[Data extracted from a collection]
— BEGIN —

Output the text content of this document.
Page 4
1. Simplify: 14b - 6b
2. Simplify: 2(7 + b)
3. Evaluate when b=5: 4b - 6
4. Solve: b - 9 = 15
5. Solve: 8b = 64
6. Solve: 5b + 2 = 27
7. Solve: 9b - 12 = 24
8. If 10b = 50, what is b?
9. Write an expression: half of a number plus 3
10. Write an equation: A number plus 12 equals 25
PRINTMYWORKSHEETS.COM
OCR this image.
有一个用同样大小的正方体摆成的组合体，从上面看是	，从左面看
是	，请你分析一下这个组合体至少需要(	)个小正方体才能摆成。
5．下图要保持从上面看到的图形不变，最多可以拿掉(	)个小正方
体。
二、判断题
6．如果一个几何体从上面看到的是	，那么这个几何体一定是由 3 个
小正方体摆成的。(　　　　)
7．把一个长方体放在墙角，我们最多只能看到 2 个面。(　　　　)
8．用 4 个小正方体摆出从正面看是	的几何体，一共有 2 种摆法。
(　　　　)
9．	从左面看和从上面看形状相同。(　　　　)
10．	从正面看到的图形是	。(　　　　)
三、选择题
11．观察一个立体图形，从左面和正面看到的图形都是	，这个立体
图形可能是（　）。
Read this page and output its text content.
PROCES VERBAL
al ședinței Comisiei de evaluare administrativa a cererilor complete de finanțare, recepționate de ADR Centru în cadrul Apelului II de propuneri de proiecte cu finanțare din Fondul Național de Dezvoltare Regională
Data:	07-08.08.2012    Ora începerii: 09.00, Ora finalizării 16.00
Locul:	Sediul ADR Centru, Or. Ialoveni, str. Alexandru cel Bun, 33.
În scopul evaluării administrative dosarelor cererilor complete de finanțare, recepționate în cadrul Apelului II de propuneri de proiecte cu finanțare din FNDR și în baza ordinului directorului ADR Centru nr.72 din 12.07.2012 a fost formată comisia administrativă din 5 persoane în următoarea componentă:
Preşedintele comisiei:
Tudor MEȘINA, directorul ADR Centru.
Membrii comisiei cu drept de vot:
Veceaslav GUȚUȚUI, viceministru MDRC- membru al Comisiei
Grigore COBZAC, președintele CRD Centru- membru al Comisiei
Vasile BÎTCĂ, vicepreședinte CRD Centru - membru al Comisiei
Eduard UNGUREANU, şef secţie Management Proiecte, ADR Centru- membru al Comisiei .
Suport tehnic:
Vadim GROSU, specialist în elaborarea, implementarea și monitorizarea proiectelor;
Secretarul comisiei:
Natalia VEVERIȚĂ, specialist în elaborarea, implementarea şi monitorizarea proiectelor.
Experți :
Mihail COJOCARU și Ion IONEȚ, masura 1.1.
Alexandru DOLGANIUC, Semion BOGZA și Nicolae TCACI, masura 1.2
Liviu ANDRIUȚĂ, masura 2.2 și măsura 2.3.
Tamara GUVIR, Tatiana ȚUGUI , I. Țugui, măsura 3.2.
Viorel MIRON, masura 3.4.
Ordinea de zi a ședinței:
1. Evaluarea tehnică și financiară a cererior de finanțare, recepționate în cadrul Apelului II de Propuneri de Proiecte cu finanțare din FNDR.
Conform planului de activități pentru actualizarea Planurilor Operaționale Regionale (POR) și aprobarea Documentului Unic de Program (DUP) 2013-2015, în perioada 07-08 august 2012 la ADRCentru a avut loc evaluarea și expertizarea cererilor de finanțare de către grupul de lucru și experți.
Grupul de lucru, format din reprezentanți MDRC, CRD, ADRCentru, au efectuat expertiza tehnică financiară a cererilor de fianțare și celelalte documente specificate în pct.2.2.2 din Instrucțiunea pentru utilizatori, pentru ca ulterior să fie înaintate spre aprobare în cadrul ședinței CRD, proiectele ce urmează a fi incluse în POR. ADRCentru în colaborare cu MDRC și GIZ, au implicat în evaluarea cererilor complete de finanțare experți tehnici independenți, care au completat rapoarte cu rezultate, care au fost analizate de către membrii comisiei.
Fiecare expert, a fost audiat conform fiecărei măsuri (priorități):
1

— END —

Challenge: How many lines in the listing above contain the string "specialist"? Answer with the number only.

Finished task: 2